- STATED PROBLEM
Pull every line holding the string "Keiyo" from the records below.
# SUPPLIED RECORDS start
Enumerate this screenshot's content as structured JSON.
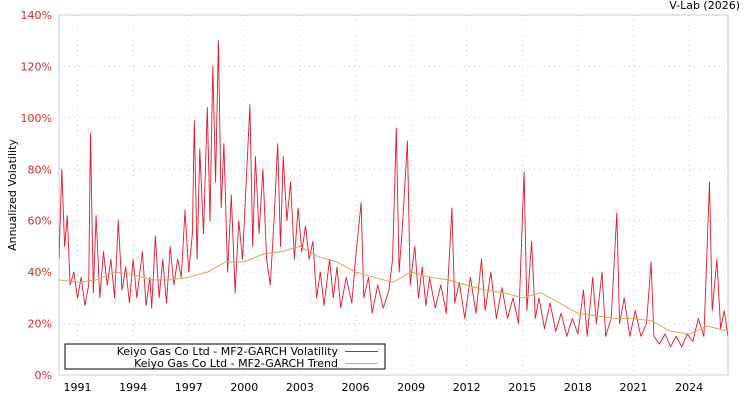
{
  "chart_data": {
    "type": "line",
    "credit": "V-Lab (2026)",
    "ylabel": "Annualized Volatility",
    "xlabel": "",
    "ylim": [
      0,
      140
    ],
    "xlim": [
      1990.0,
      2026.1
    ],
    "yticks": [
      0,
      20,
      40,
      60,
      80,
      100,
      120,
      140
    ],
    "ytick_labels": [
      "0%",
      "20%",
      "40%",
      "60%",
      "80%",
      "100%",
      "120%",
      "140%"
    ],
    "xticks": [
      1991,
      1994,
      1997,
      2000,
      2003,
      2006,
      2009,
      2012,
      2015,
      2018,
      2021,
      2024
    ],
    "xtick_labels": [
      "1991",
      "1994",
      "1997",
      "2000",
      "2003",
      "2006",
      "2009",
      "2012",
      "2015",
      "2018",
      "2021",
      "2024"
    ],
    "grid": true,
    "legend_position": "bottom-left",
    "colors": {
      "volatility": "#e3182d",
      "trend": "#d4aa50",
      "tick_label": "#d62728",
      "grid": "#cccccc"
    },
    "series": [
      {
        "name": "Keiyo Gas Co Ltd - MF2-GARCH Volatility",
        "x": [
          1990.0,
          1990.15,
          1990.3,
          1990.45,
          1990.6,
          1990.8,
          1991.0,
          1991.2,
          1991.4,
          1991.6,
          1991.7,
          1991.85,
          1992.0,
          1992.2,
          1992.4,
          1992.6,
          1992.8,
          1993.0,
          1993.2,
          1993.4,
          1993.6,
          1993.8,
          1994.0,
          1994.2,
          1994.5,
          1994.7,
          1994.9,
          1995.0,
          1995.2,
          1995.4,
          1995.6,
          1995.8,
          1996.0,
          1996.2,
          1996.4,
          1996.6,
          1996.8,
          1997.0,
          1997.2,
          1997.3,
          1997.45,
          1997.6,
          1997.8,
          1998.0,
          1998.15,
          1998.3,
          1998.45,
          1998.6,
          1998.75,
          1998.9,
          1999.1,
          1999.3,
          1999.5,
          1999.7,
          1999.9,
          2000.1,
          2000.3,
          2000.45,
          2000.6,
          2000.8,
          2001.0,
          2001.2,
          2001.4,
          2001.6,
          2001.8,
          2001.95,
          2002.1,
          2002.3,
          2002.5,
          2002.7,
          2002.9,
          2003.1,
          2003.3,
          2003.5,
          2003.7,
          2003.9,
          2004.1,
          2004.3,
          2004.6,
          2004.8,
          2005.0,
          2005.2,
          2005.5,
          2005.8,
          2006.0,
          2006.3,
          2006.45,
          2006.7,
          2006.9,
          2007.2,
          2007.5,
          2007.8,
          2008.0,
          2008.2,
          2008.35,
          2008.55,
          2008.8,
          2008.95,
          2009.2,
          2009.4,
          2009.6,
          2009.8,
          2010.0,
          2010.3,
          2010.6,
          2010.9,
          2011.2,
          2011.35,
          2011.6,
          2011.9,
          2012.2,
          2012.5,
          2012.8,
          2013.0,
          2013.3,
          2013.6,
          2013.9,
          2014.2,
          2014.5,
          2014.8,
          2015.1,
          2015.25,
          2015.5,
          2015.7,
          2015.9,
          2016.2,
          2016.5,
          2016.8,
          2017.1,
          2017.4,
          2017.7,
          2018.0,
          2018.3,
          2018.5,
          2018.8,
          2019.0,
          2019.3,
          2019.5,
          2019.8,
          2020.1,
          2020.25,
          2020.5,
          2020.8,
          2021.1,
          2021.4,
          2021.7,
          2021.95,
          2022.1,
          2022.4,
          2022.7,
          2023.0,
          2023.3,
          2023.6,
          2023.9,
          2024.2,
          2024.5,
          2024.8,
          2025.1,
          2025.25,
          2025.5,
          2025.7,
          2025.9,
          2026.1
        ],
        "y": [
          45,
          80,
          50,
          62,
          35,
          40,
          30,
          38,
          27,
          35,
          94,
          32,
          62,
          30,
          48,
          35,
          45,
          30,
          60,
          33,
          42,
          28,
          45,
          30,
          48,
          27,
          38,
          26,
          54,
          30,
          45,
          28,
          50,
          35,
          45,
          38,
          64,
          40,
          55,
          99,
          45,
          88,
          55,
          104,
          60,
          120,
          75,
          130,
          65,
          90,
          40,
          70,
          32,
          60,
          45,
          75,
          105,
          50,
          85,
          55,
          80,
          45,
          35,
          60,
          90,
          50,
          85,
          60,
          75,
          45,
          65,
          48,
          58,
          45,
          52,
          30,
          40,
          27,
          45,
          30,
          42,
          26,
          38,
          28,
          45,
          67,
          30,
          38,
          24,
          35,
          26,
          33,
          45,
          96,
          40,
          60,
          91,
          35,
          50,
          30,
          42,
          27,
          38,
          26,
          35,
          24,
          65,
          28,
          36,
          22,
          38,
          24,
          45,
          25,
          40,
          22,
          34,
          22,
          30,
          20,
          79,
          25,
          52,
          22,
          30,
          18,
          28,
          17,
          24,
          15,
          22,
          16,
          33,
          15,
          38,
          20,
          40,
          15,
          22,
          63,
          20,
          30,
          15,
          25,
          15,
          20,
          44,
          15,
          12,
          16,
          11,
          15,
          11,
          16,
          13,
          22,
          15,
          75,
          25,
          45,
          18,
          25,
          15
        ]
      },
      {
        "name": "Keiyo Gas Co Ltd - MF2-GARCH Trend",
        "x": [
          1990.0,
          1991.0,
          1992.0,
          1993.0,
          1994.0,
          1995.0,
          1996.0,
          1997.0,
          1998.0,
          1999.0,
          2000.0,
          2001.0,
          2002.0,
          2003.0,
          2004.0,
          2005.0,
          2006.0,
          2007.0,
          2008.0,
          2009.0,
          2010.0,
          2011.0,
          2012.0,
          2013.0,
          2014.0,
          2015.0,
          2016.0,
          2017.0,
          2018.0,
          2019.0,
          2020.0,
          2021.0,
          2022.0,
          2023.0,
          2024.0,
          2025.0,
          2026.1
        ],
        "y": [
          37,
          36,
          37,
          40,
          39,
          37,
          37,
          38,
          40,
          44,
          44,
          47,
          48,
          50,
          46,
          44,
          40,
          38,
          36,
          40,
          38,
          37,
          35,
          33,
          32,
          30,
          32,
          28,
          24,
          23,
          22,
          22,
          21,
          17,
          16,
          19,
          17
        ]
      }
    ]
  }
}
# SUPPLIED RECORDS end
- WRITTEN ANSWER
        "name": "Keiyo Gas Co Ltd - MF2-GARCH Volatility",
        "name": "Keiyo Gas Co Ltd - MF2-GARCH Trend",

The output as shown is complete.